[Begin]

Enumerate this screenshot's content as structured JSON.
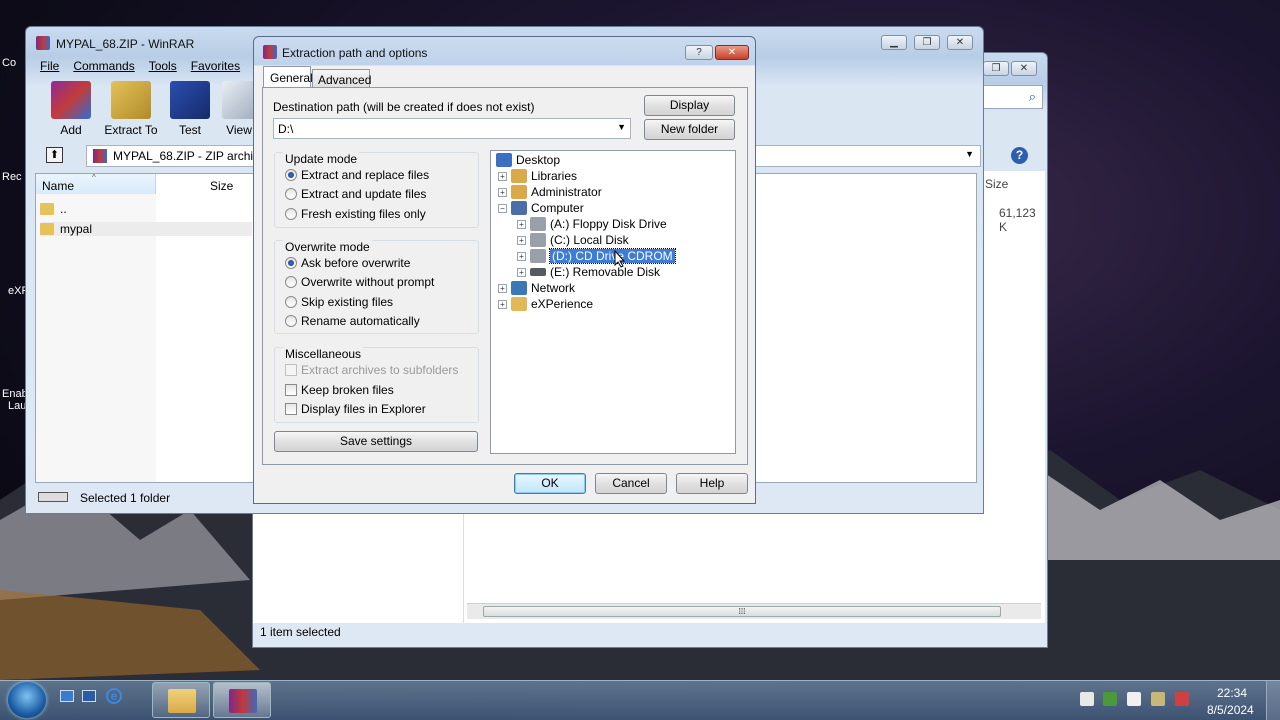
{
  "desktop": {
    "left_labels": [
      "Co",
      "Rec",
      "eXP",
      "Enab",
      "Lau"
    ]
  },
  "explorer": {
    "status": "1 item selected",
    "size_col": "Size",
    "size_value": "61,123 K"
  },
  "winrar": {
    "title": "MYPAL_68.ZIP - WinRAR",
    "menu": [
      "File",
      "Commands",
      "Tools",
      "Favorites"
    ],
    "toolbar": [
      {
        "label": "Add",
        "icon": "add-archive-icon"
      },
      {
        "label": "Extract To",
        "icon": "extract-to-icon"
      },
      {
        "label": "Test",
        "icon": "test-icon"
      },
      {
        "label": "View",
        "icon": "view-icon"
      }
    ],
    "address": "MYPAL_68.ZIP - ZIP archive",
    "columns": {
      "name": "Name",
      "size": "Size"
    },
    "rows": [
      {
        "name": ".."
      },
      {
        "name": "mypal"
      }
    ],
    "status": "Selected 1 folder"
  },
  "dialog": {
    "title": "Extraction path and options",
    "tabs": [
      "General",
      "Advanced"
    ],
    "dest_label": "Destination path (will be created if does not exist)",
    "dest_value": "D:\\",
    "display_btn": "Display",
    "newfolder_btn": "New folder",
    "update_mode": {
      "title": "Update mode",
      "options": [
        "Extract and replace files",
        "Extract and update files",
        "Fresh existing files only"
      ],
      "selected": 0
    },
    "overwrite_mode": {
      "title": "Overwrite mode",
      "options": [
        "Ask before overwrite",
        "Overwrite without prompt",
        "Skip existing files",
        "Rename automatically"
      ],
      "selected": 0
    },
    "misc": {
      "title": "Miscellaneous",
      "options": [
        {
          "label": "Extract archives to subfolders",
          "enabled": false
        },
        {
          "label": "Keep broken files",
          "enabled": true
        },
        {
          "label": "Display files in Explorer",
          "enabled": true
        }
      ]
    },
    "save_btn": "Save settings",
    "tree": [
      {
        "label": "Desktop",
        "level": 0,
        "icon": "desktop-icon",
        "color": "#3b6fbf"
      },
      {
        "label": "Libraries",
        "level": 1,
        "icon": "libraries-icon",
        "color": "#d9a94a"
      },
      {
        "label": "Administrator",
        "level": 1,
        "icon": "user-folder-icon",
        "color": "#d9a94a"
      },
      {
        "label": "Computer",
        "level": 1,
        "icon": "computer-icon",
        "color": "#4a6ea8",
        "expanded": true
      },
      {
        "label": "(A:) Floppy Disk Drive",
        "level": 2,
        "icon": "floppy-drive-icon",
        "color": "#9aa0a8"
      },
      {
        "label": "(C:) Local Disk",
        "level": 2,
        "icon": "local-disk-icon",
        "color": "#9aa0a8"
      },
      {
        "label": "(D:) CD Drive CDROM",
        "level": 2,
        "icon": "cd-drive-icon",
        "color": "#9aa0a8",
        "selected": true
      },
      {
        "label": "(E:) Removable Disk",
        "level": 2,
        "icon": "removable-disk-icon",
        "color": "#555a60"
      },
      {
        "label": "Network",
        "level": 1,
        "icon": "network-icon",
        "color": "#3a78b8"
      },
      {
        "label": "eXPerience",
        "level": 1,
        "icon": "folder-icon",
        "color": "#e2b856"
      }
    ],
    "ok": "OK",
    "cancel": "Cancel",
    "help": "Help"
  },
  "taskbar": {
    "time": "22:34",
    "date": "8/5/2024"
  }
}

[End]

▶ Challenge
Please list every line of the records that contains "path".

▶ Finished answer
    "title": "Extraction path and options",
    "dest_label": "Destination path (will be created if does not exist)",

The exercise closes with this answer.